┌──

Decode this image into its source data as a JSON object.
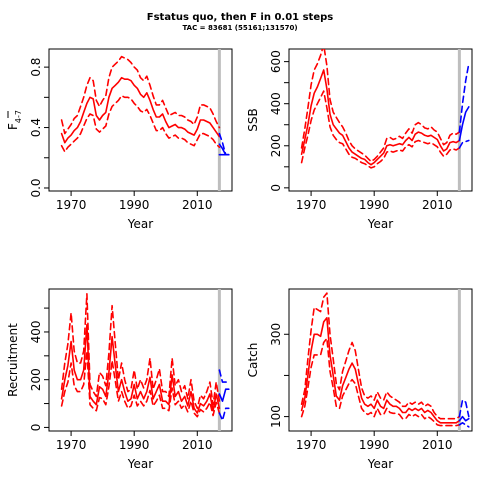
{
  "title": "Fstatus quo, then F in 0.01 steps",
  "subtitle": "TAC = 83681 (55161;131570)",
  "colors": {
    "historic": "#ff0000",
    "projection": "#0000ff",
    "divider": "#bebebe",
    "axis": "#000000"
  },
  "chart_data": [
    {
      "type": "line",
      "panel": "Fbar",
      "xlabel": "Year",
      "ylabel": "F",
      "ylabel_sub": "4-7",
      "xlim": [
        1963,
        2021
      ],
      "ylim": [
        -0.02,
        0.92
      ],
      "xticks": [
        1970,
        1990,
        2010
      ],
      "yticks": [
        0,
        0.2,
        0.4,
        0.6,
        0.8
      ],
      "yticklabels": [
        "0.0",
        "",
        "0.4",
        "",
        "0.8"
      ],
      "x": [
        1967,
        1968,
        1969,
        1970,
        1971,
        1972,
        1973,
        1974,
        1975,
        1976,
        1977,
        1978,
        1979,
        1980,
        1981,
        1982,
        1983,
        1984,
        1985,
        1986,
        1987,
        1988,
        1989,
        1990,
        1991,
        1992,
        1993,
        1994,
        1995,
        1996,
        1997,
        1998,
        1999,
        2000,
        2001,
        2002,
        2003,
        2004,
        2005,
        2006,
        2007,
        2008,
        2009,
        2010,
        2011,
        2012,
        2013,
        2014,
        2015,
        2016,
        2017
      ],
      "series": [
        {
          "role": "median",
          "values": [
            0.36,
            0.3,
            0.33,
            0.35,
            0.38,
            0.4,
            0.44,
            0.5,
            0.56,
            0.6,
            0.59,
            0.48,
            0.45,
            0.48,
            0.5,
            0.6,
            0.66,
            0.68,
            0.7,
            0.73,
            0.72,
            0.72,
            0.71,
            0.68,
            0.66,
            0.62,
            0.6,
            0.63,
            0.58,
            0.52,
            0.47,
            0.47,
            0.49,
            0.44,
            0.4,
            0.41,
            0.42,
            0.4,
            0.4,
            0.39,
            0.37,
            0.36,
            0.35,
            0.39,
            0.45,
            0.45,
            0.44,
            0.43,
            0.4,
            0.37,
            0.34
          ]
        },
        {
          "role": "upper",
          "values": [
            0.45,
            0.36,
            0.39,
            0.42,
            0.46,
            0.48,
            0.54,
            0.6,
            0.68,
            0.73,
            0.71,
            0.58,
            0.54,
            0.58,
            0.61,
            0.73,
            0.8,
            0.82,
            0.84,
            0.87,
            0.86,
            0.85,
            0.83,
            0.8,
            0.78,
            0.73,
            0.71,
            0.74,
            0.68,
            0.61,
            0.55,
            0.55,
            0.58,
            0.53,
            0.48,
            0.49,
            0.5,
            0.48,
            0.48,
            0.47,
            0.45,
            0.44,
            0.42,
            0.47,
            0.55,
            0.55,
            0.54,
            0.53,
            0.49,
            0.44,
            0.4
          ]
        },
        {
          "role": "lower",
          "values": [
            0.28,
            0.24,
            0.27,
            0.29,
            0.31,
            0.33,
            0.36,
            0.41,
            0.46,
            0.49,
            0.48,
            0.39,
            0.37,
            0.39,
            0.41,
            0.49,
            0.54,
            0.56,
            0.58,
            0.61,
            0.6,
            0.6,
            0.59,
            0.56,
            0.54,
            0.51,
            0.5,
            0.52,
            0.48,
            0.43,
            0.38,
            0.38,
            0.4,
            0.36,
            0.33,
            0.34,
            0.35,
            0.33,
            0.33,
            0.32,
            0.3,
            0.29,
            0.28,
            0.32,
            0.36,
            0.36,
            0.35,
            0.34,
            0.32,
            0.29,
            0.27
          ]
        }
      ],
      "projection_x": [
        2017,
        2018,
        2019,
        2020
      ],
      "projection_series": [
        {
          "role": "median",
          "values": [
            0.29,
            0.26,
            0.22,
            0.22
          ]
        },
        {
          "role": "upper",
          "values": [
            0.36,
            0.3,
            0.22,
            0.22
          ]
        },
        {
          "role": "lower",
          "values": [
            0.22,
            0.22,
            0.22,
            0.22
          ]
        }
      ],
      "divider_x": 2017
    },
    {
      "type": "line",
      "panel": "SSB",
      "xlabel": "Year",
      "ylabel": "SSB",
      "xlim": [
        1963,
        2021
      ],
      "ylim": [
        -15,
        660
      ],
      "xticks": [
        1970,
        1990,
        2010
      ],
      "yticks": [
        0,
        100,
        200,
        300,
        400,
        500,
        600
      ],
      "yticklabels": [
        "0",
        "",
        "200",
        "",
        "400",
        "",
        "600"
      ],
      "x": [
        1967,
        1968,
        1969,
        1970,
        1971,
        1972,
        1973,
        1974,
        1975,
        1976,
        1977,
        1978,
        1979,
        1980,
        1981,
        1982,
        1983,
        1984,
        1985,
        1986,
        1987,
        1988,
        1989,
        1990,
        1991,
        1992,
        1993,
        1994,
        1995,
        1996,
        1997,
        1998,
        1999,
        2000,
        2001,
        2002,
        2003,
        2004,
        2005,
        2006,
        2007,
        2008,
        2009,
        2010,
        2011,
        2012,
        2013,
        2014,
        2015,
        2016,
        2017
      ],
      "series": [
        {
          "role": "median",
          "values": [
            160,
            230,
            300,
            390,
            450,
            480,
            520,
            560,
            470,
            350,
            300,
            280,
            260,
            250,
            220,
            190,
            170,
            160,
            150,
            140,
            135,
            120,
            110,
            120,
            135,
            150,
            165,
            200,
            205,
            200,
            205,
            210,
            205,
            225,
            240,
            225,
            255,
            265,
            260,
            250,
            245,
            250,
            240,
            230,
            200,
            175,
            185,
            215,
            220,
            215,
            225
          ]
        },
        {
          "role": "upper",
          "values": [
            190,
            280,
            380,
            490,
            560,
            590,
            630,
            680,
            580,
            420,
            360,
            335,
            310,
            290,
            260,
            225,
            200,
            185,
            175,
            165,
            155,
            140,
            125,
            135,
            150,
            170,
            190,
            235,
            240,
            230,
            235,
            245,
            235,
            260,
            280,
            260,
            300,
            310,
            300,
            285,
            280,
            290,
            275,
            265,
            235,
            205,
            215,
            250,
            260,
            255,
            265
          ]
        },
        {
          "role": "lower",
          "values": [
            120,
            190,
            250,
            320,
            370,
            400,
            430,
            460,
            380,
            290,
            250,
            230,
            215,
            210,
            185,
            160,
            145,
            140,
            130,
            120,
            115,
            105,
            95,
            100,
            115,
            125,
            140,
            170,
            175,
            170,
            175,
            180,
            175,
            195,
            205,
            195,
            220,
            225,
            220,
            215,
            210,
            215,
            205,
            195,
            170,
            150,
            160,
            180,
            185,
            180,
            190
          ]
        }
      ],
      "projection_x": [
        2017,
        2018,
        2019,
        2020
      ],
      "projection_series": [
        {
          "role": "median",
          "values": [
            225,
            300,
            360,
            385
          ]
        },
        {
          "role": "upper",
          "values": [
            265,
            400,
            510,
            590
          ]
        },
        {
          "role": "lower",
          "values": [
            190,
            215,
            220,
            225
          ]
        }
      ],
      "divider_x": 2017
    },
    {
      "type": "line",
      "panel": "Recruitment",
      "xlabel": "Year",
      "ylabel": "Recruitment",
      "xlim": [
        1963,
        2021
      ],
      "ylim": [
        -15,
        580
      ],
      "xticks": [
        1970,
        1990,
        2010
      ],
      "yticks": [
        0,
        100,
        200,
        300,
        400,
        500
      ],
      "yticklabels": [
        "0",
        "",
        "200",
        "",
        "400",
        ""
      ],
      "x": [
        1967,
        1968,
        1969,
        1970,
        1971,
        1972,
        1973,
        1974,
        1975,
        1976,
        1977,
        1978,
        1979,
        1980,
        1981,
        1982,
        1983,
        1984,
        1985,
        1986,
        1987,
        1988,
        1989,
        1990,
        1991,
        1992,
        1993,
        1994,
        1995,
        1996,
        1997,
        1998,
        1999,
        2000,
        2001,
        2002,
        2003,
        2004,
        2005,
        2006,
        2007,
        2008,
        2009,
        2010,
        2011,
        2012,
        2013,
        2014,
        2015,
        2016,
        2017
      ],
      "series": [
        {
          "role": "median",
          "values": [
            120,
            200,
            260,
            360,
            240,
            200,
            200,
            240,
            430,
            130,
            110,
            95,
            170,
            160,
            130,
            230,
            380,
            260,
            150,
            200,
            150,
            110,
            120,
            180,
            120,
            150,
            120,
            150,
            210,
            120,
            150,
            180,
            110,
            110,
            95,
            220,
            130,
            150,
            110,
            130,
            90,
            150,
            80,
            60,
            100,
            90,
            110,
            140,
            70,
            140,
            80
          ]
        },
        {
          "role": "upper",
          "values": [
            160,
            270,
            350,
            480,
            320,
            270,
            270,
            320,
            560,
            180,
            150,
            130,
            230,
            215,
            175,
            310,
            510,
            350,
            200,
            270,
            200,
            150,
            160,
            240,
            160,
            200,
            165,
            200,
            290,
            160,
            200,
            245,
            150,
            150,
            130,
            290,
            175,
            200,
            150,
            175,
            120,
            200,
            110,
            80,
            135,
            120,
            150,
            190,
            95,
            190,
            110
          ]
        },
        {
          "role": "lower",
          "values": [
            90,
            150,
            190,
            270,
            175,
            150,
            150,
            180,
            320,
            95,
            80,
            70,
            125,
            120,
            95,
            170,
            280,
            195,
            110,
            150,
            110,
            80,
            90,
            135,
            90,
            110,
            90,
            110,
            155,
            90,
            110,
            135,
            80,
            80,
            70,
            165,
            95,
            110,
            80,
            95,
            65,
            110,
            60,
            45,
            75,
            65,
            80,
            105,
            50,
            105,
            60
          ]
        }
      ],
      "projection_x": [
        2017,
        2018,
        2019,
        2020
      ],
      "projection_series": [
        {
          "role": "median",
          "values": [
            140,
            110,
            160,
            160
          ]
        },
        {
          "role": "upper",
          "values": [
            240,
            190,
            190,
            190
          ]
        },
        {
          "role": "lower",
          "values": [
            60,
            30,
            80,
            80
          ]
        }
      ],
      "divider_x": 2017
    },
    {
      "type": "line",
      "panel": "Catch",
      "xlabel": "Year",
      "ylabel": "Catch",
      "xlim": [
        1963,
        2021
      ],
      "ylim": [
        65,
        410
      ],
      "xticks": [
        1970,
        1990,
        2010
      ],
      "yticks": [
        100,
        200,
        300
      ],
      "yticklabels": [
        "100",
        "",
        "300"
      ],
      "x": [
        1967,
        1968,
        1969,
        1970,
        1971,
        1972,
        1973,
        1974,
        1975,
        1976,
        1977,
        1978,
        1979,
        1980,
        1981,
        1982,
        1983,
        1984,
        1985,
        1986,
        1987,
        1988,
        1989,
        1990,
        1991,
        1992,
        1993,
        1994,
        1995,
        1996,
        1997,
        1998,
        1999,
        2000,
        2001,
        2002,
        2003,
        2004,
        2005,
        2006,
        2007,
        2008,
        2009,
        2010,
        2011,
        2012,
        2013,
        2014,
        2015,
        2016,
        2017
      ],
      "series": [
        {
          "role": "median",
          "values": [
            115,
            145,
            200,
            260,
            300,
            300,
            295,
            330,
            340,
            250,
            200,
            150,
            140,
            175,
            195,
            215,
            230,
            215,
            180,
            145,
            130,
            125,
            130,
            120,
            140,
            125,
            120,
            140,
            130,
            125,
            125,
            120,
            110,
            110,
            120,
            115,
            120,
            115,
            120,
            110,
            115,
            110,
            100,
            90,
            85,
            85,
            85,
            85,
            85,
            85,
            90
          ]
        },
        {
          "role": "upper",
          "values": [
            130,
            165,
            240,
            310,
            365,
            360,
            355,
            390,
            400,
            300,
            240,
            180,
            165,
            210,
            235,
            260,
            280,
            260,
            215,
            170,
            150,
            145,
            150,
            140,
            160,
            145,
            140,
            160,
            150,
            145,
            140,
            135,
            125,
            125,
            135,
            130,
            135,
            130,
            135,
            125,
            130,
            125,
            110,
            100,
            95,
            95,
            95,
            95,
            95,
            95,
            100
          ]
        },
        {
          "role": "lower",
          "values": [
            100,
            125,
            170,
            220,
            250,
            250,
            250,
            280,
            290,
            210,
            170,
            125,
            120,
            150,
            165,
            180,
            190,
            180,
            150,
            120,
            110,
            105,
            110,
            100,
            120,
            105,
            105,
            120,
            110,
            108,
            108,
            105,
            95,
            95,
            105,
            100,
            105,
            100,
            105,
            95,
            100,
            95,
            88,
            80,
            78,
            78,
            78,
            78,
            78,
            78,
            80
          ]
        }
      ],
      "projection_x": [
        2017,
        2018,
        2019,
        2020
      ],
      "projection_series": [
        {
          "role": "median",
          "values": [
            90,
            100,
            90,
            95
          ]
        },
        {
          "role": "upper",
          "values": [
            100,
            140,
            135,
            100
          ]
        },
        {
          "role": "lower",
          "values": [
            80,
            85,
            80,
            75
          ]
        }
      ],
      "divider_x": 2017
    }
  ]
}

└──

Check each line of the listing above for the string "Recruitment", then report only how many lines have it.

2